• _Records_:
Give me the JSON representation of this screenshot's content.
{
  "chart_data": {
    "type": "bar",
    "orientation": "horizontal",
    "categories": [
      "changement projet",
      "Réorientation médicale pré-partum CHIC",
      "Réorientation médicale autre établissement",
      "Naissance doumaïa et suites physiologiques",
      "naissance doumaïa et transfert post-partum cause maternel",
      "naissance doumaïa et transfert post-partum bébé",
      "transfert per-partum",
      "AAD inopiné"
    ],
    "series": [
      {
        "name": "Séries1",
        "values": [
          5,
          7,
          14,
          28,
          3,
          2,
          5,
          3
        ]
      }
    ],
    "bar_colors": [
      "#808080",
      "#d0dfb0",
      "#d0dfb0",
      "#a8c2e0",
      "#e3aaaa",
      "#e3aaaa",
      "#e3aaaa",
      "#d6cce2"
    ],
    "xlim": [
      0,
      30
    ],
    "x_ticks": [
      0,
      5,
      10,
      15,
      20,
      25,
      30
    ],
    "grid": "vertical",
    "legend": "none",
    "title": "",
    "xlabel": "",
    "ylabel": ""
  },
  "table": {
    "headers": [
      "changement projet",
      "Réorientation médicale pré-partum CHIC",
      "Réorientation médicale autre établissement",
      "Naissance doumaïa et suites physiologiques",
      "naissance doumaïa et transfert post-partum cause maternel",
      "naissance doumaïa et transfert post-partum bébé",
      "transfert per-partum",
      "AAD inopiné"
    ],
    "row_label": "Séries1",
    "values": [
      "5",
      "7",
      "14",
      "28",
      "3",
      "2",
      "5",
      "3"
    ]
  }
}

• _Task_: Each record should come back exactly as written.

• _Response_:
Give me the JSON representation of this screenshot's content.
{
  "chart_data": {
    "type": "bar",
    "orientation": "horizontal",
    "categories": [
      "changement projet",
      "Réorientation médicale pré-partum CHIC",
      "Réorientation médicale autre établissement",
      "Naissance doumaïa et suites physiologiques",
      "naissance doumaïa et transfert post-partum cause maternel",
      "naissance doumaïa et transfert post-partum bébé",
      "transfert per-partum",
      "AAD inopiné"
    ],
    "series": [
      {
        "name": "Séries1",
        "values": [
          5,
          7,
          14,
          28,
          3,
          2,
          5,
          3
        ]
      }
    ],
    "bar_colors": [
      "#808080",
      "#d0dfb0",
      "#d0dfb0",
      "#a8c2e0",
      "#e3aaaa",
      "#e3aaaa",
      "#e3aaaa",
      "#d6cce2"
    ],
    "xlim": [
      0,
      30
    ],
    "x_ticks": [
      0,
      5,
      10,
      15,
      20,
      25,
      30
    ],
    "grid": "vertical",
    "legend": "none",
    "title": "",
    "xlabel": "",
    "ylabel": ""
  },
  "table": {
    "headers": [
      "changement projet",
      "Réorientation médicale pré-partum CHIC",
      "Réorientation médicale autre établissement",
      "Naissance doumaïa et suites physiologiques",
      "naissance doumaïa et transfert post-partum cause maternel",
      "naissance doumaïa et transfert post-partum bébé",
      "transfert per-partum",
      "AAD inopiné"
    ],
    "row_label": "Séries1",
    "values": [
      "5",
      "7",
      "14",
      "28",
      "3",
      "2",
      "5",
      "3"
    ]
  }
}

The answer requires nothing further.